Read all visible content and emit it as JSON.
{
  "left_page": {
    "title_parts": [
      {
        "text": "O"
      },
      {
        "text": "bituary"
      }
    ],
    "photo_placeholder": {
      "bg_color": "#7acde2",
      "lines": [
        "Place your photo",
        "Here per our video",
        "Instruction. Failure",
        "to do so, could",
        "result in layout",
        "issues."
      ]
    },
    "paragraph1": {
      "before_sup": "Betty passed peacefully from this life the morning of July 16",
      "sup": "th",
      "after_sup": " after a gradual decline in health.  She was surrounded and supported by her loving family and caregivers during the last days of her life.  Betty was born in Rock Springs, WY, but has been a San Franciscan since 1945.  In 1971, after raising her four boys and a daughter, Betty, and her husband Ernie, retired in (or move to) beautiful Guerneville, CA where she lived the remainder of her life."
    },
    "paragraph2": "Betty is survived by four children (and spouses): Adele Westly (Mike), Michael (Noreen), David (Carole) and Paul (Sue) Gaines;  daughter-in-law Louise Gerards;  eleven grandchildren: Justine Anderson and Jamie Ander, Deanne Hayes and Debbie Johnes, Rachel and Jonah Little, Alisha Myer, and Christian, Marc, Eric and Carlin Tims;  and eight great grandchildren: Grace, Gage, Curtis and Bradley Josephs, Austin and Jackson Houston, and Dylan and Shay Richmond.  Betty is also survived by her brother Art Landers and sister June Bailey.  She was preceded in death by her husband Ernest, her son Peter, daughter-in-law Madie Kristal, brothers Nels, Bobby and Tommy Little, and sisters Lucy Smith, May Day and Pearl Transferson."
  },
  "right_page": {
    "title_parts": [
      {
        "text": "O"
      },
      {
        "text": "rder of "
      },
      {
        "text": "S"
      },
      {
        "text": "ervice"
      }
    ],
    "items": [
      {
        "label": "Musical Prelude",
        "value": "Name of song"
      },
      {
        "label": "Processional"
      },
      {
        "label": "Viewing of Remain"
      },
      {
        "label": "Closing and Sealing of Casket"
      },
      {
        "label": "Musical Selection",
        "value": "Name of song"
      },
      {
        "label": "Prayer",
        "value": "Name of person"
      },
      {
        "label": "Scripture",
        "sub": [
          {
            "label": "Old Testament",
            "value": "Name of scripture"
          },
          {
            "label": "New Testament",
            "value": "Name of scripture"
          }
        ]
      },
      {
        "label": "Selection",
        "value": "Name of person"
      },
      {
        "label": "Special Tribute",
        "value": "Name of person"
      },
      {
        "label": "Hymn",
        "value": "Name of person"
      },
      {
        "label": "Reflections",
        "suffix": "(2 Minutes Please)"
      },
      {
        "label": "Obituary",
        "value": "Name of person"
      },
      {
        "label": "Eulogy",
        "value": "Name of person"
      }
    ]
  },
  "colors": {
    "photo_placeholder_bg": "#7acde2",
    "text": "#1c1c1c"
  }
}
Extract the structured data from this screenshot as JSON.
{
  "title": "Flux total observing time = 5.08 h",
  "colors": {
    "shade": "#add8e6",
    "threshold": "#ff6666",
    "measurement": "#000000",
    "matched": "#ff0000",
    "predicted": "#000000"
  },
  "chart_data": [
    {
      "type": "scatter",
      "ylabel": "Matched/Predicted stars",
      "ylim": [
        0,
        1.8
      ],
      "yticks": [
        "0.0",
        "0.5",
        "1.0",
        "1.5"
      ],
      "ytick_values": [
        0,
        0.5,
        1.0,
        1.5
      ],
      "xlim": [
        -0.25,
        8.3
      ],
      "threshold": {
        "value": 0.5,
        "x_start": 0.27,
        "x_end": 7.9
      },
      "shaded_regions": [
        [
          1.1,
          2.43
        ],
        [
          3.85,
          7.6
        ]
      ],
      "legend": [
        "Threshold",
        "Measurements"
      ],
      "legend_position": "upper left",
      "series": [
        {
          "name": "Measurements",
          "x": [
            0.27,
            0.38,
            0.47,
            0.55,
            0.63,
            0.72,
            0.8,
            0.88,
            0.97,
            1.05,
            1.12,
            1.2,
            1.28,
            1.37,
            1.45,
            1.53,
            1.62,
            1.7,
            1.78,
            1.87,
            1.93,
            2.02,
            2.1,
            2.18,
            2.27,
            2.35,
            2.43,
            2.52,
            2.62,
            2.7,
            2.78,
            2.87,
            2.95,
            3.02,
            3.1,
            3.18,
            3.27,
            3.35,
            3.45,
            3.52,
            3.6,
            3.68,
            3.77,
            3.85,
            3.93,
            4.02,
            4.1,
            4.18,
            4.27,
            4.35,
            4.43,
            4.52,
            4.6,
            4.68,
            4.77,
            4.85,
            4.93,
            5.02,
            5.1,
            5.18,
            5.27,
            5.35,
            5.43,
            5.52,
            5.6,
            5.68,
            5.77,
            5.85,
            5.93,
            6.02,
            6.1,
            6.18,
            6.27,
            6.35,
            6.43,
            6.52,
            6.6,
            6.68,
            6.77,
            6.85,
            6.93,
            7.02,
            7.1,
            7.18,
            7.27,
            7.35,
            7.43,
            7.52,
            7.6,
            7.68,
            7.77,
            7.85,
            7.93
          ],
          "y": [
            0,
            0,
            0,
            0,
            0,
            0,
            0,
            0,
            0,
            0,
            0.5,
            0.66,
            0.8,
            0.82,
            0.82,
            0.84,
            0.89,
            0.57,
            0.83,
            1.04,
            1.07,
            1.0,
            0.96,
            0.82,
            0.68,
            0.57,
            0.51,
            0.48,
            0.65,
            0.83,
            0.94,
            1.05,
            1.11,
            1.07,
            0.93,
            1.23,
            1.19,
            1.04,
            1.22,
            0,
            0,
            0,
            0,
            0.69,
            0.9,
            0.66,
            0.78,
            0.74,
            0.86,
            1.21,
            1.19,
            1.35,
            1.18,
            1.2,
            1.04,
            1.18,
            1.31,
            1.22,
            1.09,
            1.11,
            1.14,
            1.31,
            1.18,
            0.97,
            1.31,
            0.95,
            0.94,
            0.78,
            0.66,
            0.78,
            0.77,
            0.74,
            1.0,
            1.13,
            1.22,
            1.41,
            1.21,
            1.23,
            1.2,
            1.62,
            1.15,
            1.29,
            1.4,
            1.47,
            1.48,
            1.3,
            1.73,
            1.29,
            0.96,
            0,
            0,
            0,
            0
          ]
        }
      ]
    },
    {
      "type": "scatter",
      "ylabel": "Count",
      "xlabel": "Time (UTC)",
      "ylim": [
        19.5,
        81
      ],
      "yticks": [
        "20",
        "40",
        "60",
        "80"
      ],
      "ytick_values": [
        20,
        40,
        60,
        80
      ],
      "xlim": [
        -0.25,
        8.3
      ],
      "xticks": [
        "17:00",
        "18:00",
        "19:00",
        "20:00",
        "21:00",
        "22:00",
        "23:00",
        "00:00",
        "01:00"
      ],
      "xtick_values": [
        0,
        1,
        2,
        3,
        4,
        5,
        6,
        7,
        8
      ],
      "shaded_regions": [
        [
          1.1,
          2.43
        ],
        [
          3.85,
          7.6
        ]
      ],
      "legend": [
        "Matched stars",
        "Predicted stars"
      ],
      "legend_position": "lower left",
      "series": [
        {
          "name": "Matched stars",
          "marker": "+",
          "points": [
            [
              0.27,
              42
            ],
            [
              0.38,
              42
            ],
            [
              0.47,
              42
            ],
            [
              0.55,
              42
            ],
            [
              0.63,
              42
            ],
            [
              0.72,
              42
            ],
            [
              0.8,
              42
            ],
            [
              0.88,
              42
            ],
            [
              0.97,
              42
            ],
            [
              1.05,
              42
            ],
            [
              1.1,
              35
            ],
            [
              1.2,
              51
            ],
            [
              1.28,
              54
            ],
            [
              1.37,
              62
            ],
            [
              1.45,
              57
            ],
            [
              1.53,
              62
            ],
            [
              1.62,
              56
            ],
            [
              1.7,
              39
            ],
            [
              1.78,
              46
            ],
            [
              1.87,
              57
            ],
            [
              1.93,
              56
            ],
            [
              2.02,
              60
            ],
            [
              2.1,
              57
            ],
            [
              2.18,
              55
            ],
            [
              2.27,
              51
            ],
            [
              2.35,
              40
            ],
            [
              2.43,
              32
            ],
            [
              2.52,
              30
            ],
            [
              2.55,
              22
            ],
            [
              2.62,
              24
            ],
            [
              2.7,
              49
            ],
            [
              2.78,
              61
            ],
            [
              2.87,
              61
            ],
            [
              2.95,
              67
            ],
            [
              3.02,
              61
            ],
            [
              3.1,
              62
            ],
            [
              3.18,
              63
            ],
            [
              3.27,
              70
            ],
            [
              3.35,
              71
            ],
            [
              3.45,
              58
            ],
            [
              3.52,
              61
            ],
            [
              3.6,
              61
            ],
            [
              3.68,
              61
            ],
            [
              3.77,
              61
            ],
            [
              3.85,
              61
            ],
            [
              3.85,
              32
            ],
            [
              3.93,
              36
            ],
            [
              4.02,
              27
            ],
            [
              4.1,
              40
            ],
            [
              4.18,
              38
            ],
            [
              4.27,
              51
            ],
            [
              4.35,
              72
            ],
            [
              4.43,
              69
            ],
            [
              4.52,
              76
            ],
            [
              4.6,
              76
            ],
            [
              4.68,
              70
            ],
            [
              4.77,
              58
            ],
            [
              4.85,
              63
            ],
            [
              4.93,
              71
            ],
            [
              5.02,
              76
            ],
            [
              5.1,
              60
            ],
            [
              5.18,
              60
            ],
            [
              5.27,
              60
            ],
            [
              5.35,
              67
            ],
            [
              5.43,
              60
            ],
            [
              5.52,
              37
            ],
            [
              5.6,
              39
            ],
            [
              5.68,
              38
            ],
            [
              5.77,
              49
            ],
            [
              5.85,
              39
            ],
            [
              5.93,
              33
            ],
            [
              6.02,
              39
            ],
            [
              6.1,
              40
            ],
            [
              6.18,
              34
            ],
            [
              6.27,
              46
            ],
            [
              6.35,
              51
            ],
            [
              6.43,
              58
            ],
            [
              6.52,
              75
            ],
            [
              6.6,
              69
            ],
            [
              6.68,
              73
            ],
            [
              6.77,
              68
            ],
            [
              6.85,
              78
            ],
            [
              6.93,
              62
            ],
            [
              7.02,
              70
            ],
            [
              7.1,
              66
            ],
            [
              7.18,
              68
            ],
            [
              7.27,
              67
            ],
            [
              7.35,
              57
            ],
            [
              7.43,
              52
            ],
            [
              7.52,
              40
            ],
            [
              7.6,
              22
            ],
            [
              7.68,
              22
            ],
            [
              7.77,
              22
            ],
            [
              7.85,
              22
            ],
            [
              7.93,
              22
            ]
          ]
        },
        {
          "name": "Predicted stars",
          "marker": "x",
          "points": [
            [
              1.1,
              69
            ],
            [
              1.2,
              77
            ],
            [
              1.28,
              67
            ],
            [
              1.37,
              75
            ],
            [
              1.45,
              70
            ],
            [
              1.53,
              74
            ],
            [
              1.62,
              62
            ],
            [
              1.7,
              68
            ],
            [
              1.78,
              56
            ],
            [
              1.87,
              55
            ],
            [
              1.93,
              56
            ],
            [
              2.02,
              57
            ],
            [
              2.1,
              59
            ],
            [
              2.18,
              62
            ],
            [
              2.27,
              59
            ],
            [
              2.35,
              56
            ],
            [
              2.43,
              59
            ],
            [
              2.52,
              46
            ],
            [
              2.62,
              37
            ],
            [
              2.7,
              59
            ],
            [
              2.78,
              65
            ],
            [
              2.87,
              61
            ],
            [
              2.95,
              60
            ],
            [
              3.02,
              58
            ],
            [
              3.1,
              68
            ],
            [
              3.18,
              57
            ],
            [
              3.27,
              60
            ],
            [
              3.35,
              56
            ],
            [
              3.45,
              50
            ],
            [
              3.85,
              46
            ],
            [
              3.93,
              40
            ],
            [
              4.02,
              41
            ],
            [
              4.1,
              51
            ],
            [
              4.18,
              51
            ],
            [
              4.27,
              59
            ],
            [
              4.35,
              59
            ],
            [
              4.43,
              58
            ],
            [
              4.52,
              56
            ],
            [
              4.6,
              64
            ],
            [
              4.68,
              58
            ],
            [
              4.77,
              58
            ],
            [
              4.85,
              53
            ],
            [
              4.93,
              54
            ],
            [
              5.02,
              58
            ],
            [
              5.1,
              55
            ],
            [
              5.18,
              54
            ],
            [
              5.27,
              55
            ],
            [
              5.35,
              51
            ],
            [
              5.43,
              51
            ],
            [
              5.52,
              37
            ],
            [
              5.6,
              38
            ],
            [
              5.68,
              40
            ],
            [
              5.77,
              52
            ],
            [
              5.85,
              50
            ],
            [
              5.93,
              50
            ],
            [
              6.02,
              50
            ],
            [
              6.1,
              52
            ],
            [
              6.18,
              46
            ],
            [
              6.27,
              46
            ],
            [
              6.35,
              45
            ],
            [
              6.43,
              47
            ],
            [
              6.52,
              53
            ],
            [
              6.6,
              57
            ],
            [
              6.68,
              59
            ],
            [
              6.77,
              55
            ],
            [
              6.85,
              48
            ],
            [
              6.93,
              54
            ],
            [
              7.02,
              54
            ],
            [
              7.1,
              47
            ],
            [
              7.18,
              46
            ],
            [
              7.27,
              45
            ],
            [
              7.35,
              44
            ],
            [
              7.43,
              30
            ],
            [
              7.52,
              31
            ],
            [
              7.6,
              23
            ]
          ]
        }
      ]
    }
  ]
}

=======

# YOUR TASK:
List every line above that holds the word "Selection".

# FINISHED TASK:
        "label": "Musical Selection",
        "label": "Selection",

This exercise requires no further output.